[WORK TO BE COMPLETED]
Comb the records below for the string "Monthly" and copy each line where it turns up.

[AVAILABLE RECORDS]
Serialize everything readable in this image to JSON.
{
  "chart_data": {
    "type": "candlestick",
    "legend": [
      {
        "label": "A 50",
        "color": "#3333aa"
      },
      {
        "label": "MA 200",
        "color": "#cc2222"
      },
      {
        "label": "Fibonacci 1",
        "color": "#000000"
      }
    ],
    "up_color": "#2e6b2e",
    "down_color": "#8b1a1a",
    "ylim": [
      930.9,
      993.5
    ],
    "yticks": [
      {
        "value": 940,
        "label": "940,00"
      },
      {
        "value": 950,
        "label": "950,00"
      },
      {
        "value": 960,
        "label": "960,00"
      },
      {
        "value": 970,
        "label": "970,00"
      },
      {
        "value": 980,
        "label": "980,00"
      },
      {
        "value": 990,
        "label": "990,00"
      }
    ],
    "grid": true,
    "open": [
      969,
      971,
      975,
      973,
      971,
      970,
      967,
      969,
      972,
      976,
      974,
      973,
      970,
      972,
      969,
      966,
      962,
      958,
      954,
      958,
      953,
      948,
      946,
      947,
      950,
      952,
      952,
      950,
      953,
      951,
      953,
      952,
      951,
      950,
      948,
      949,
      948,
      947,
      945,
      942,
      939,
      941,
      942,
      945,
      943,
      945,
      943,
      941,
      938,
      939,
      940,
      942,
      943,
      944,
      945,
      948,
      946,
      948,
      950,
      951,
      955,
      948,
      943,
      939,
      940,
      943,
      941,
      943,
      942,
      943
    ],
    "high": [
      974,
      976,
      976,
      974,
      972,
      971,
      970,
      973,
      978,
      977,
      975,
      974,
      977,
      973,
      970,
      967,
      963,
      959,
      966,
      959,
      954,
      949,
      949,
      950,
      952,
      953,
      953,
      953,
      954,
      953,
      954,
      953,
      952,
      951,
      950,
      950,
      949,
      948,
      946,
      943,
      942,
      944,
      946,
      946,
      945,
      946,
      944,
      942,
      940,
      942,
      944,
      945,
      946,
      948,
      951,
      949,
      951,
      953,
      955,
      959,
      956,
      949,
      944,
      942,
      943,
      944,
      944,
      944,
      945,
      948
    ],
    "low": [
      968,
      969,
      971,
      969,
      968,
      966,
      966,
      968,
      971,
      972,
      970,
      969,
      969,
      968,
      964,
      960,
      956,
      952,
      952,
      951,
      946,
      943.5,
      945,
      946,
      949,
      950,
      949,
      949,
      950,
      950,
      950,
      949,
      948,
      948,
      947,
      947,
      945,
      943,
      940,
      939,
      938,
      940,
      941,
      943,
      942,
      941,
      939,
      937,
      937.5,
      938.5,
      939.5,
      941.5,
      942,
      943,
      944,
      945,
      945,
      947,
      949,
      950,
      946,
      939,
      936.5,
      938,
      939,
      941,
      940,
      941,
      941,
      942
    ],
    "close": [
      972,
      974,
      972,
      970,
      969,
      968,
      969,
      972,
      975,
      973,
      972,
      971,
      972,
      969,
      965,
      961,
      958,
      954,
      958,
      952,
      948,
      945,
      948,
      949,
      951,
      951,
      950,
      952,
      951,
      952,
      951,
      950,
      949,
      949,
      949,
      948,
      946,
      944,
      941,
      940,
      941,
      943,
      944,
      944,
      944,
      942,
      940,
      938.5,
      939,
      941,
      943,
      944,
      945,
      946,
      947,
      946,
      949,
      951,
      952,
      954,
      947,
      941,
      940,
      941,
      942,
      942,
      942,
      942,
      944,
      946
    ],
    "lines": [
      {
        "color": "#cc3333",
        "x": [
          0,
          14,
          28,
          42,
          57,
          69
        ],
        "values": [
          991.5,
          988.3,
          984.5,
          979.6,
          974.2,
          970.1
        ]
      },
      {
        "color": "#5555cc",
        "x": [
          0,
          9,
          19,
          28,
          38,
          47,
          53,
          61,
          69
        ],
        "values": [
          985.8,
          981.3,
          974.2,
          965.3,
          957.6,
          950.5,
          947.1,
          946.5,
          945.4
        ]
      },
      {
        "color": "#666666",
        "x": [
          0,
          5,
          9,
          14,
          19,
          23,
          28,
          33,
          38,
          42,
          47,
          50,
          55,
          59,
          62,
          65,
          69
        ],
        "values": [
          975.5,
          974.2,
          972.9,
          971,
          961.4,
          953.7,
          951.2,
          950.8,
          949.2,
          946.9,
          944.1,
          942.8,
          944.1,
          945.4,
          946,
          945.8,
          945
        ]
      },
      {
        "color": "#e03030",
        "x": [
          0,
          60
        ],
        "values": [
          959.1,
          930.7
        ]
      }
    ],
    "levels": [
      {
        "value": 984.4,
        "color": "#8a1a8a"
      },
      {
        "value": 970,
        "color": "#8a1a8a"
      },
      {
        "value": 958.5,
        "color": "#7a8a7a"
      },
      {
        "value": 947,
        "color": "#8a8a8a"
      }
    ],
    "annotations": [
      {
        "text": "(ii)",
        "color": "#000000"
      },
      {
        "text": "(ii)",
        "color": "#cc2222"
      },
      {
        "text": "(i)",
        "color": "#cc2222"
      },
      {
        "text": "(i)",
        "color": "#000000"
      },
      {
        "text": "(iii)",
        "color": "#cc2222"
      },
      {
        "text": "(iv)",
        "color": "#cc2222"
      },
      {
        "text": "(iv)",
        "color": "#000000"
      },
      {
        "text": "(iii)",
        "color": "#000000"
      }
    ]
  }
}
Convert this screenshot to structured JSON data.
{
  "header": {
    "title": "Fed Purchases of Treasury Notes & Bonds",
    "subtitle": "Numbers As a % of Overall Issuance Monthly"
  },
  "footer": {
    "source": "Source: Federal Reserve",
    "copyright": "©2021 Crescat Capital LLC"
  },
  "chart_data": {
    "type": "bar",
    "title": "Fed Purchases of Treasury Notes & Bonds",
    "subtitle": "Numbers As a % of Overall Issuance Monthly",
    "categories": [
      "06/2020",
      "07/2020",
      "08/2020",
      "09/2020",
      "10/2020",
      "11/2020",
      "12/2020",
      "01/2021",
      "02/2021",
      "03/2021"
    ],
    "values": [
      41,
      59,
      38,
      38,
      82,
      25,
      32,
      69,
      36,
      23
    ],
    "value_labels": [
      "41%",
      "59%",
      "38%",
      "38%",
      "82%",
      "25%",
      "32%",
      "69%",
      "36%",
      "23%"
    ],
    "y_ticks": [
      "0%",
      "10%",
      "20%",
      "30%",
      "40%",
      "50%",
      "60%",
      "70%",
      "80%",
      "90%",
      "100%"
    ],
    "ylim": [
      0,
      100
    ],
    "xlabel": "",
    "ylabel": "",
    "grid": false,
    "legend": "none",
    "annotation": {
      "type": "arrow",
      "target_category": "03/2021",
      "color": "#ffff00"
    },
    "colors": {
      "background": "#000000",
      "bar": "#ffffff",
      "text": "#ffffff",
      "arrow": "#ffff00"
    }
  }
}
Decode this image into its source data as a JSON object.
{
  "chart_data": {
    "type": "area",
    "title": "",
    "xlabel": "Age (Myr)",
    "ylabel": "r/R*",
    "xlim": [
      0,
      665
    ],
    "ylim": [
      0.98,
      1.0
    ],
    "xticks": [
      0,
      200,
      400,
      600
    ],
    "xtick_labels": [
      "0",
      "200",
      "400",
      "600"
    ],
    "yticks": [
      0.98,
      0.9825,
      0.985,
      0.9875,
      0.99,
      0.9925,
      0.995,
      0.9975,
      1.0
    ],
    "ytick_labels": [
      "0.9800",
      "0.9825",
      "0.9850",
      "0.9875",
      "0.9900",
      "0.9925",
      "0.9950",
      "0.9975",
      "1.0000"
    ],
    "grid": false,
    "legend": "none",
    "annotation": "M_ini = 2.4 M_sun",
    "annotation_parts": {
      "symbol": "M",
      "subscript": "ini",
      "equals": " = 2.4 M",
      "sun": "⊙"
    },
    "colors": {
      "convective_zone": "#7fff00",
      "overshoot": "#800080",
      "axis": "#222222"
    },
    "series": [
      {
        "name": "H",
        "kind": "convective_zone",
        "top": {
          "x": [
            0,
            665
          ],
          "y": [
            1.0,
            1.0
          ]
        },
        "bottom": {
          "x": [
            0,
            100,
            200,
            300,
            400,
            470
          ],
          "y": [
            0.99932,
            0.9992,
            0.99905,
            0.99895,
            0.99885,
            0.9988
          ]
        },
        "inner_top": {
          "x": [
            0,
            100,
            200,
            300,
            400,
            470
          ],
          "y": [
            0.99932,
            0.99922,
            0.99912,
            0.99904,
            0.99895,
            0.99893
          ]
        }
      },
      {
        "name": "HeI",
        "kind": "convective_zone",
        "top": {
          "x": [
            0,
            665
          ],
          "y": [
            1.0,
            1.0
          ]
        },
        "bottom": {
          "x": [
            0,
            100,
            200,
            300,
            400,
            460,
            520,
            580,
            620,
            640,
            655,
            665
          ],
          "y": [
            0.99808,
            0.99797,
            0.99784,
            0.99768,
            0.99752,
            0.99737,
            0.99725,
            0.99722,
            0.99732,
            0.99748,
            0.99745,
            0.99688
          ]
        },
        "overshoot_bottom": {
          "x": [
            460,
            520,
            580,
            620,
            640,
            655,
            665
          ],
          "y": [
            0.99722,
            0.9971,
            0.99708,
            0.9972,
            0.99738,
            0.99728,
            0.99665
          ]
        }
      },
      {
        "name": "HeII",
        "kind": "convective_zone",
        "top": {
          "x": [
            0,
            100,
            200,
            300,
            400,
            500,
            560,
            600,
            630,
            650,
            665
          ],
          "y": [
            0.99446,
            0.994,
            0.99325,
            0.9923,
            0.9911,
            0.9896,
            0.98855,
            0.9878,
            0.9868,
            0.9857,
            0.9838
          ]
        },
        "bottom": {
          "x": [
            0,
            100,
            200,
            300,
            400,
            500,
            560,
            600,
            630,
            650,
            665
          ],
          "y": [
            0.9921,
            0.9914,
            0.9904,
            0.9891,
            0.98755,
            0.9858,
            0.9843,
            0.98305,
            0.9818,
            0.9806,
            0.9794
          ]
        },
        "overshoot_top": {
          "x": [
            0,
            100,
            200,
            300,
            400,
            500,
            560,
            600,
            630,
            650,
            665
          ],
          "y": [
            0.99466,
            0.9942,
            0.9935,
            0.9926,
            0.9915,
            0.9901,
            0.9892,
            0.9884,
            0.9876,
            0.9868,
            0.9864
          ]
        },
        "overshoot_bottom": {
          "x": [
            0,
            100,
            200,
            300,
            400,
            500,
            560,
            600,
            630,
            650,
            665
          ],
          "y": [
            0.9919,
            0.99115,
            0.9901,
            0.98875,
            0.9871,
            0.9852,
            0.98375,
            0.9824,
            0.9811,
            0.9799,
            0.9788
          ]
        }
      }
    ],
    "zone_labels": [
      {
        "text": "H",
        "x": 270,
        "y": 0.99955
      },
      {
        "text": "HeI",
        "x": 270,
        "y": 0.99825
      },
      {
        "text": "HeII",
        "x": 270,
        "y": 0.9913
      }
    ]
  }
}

[SOLUTION]
    "subtitle": "Numbers As a % of Overall Issuance Monthly"
    "subtitle": "Numbers As a % of Overall Issuance Monthly",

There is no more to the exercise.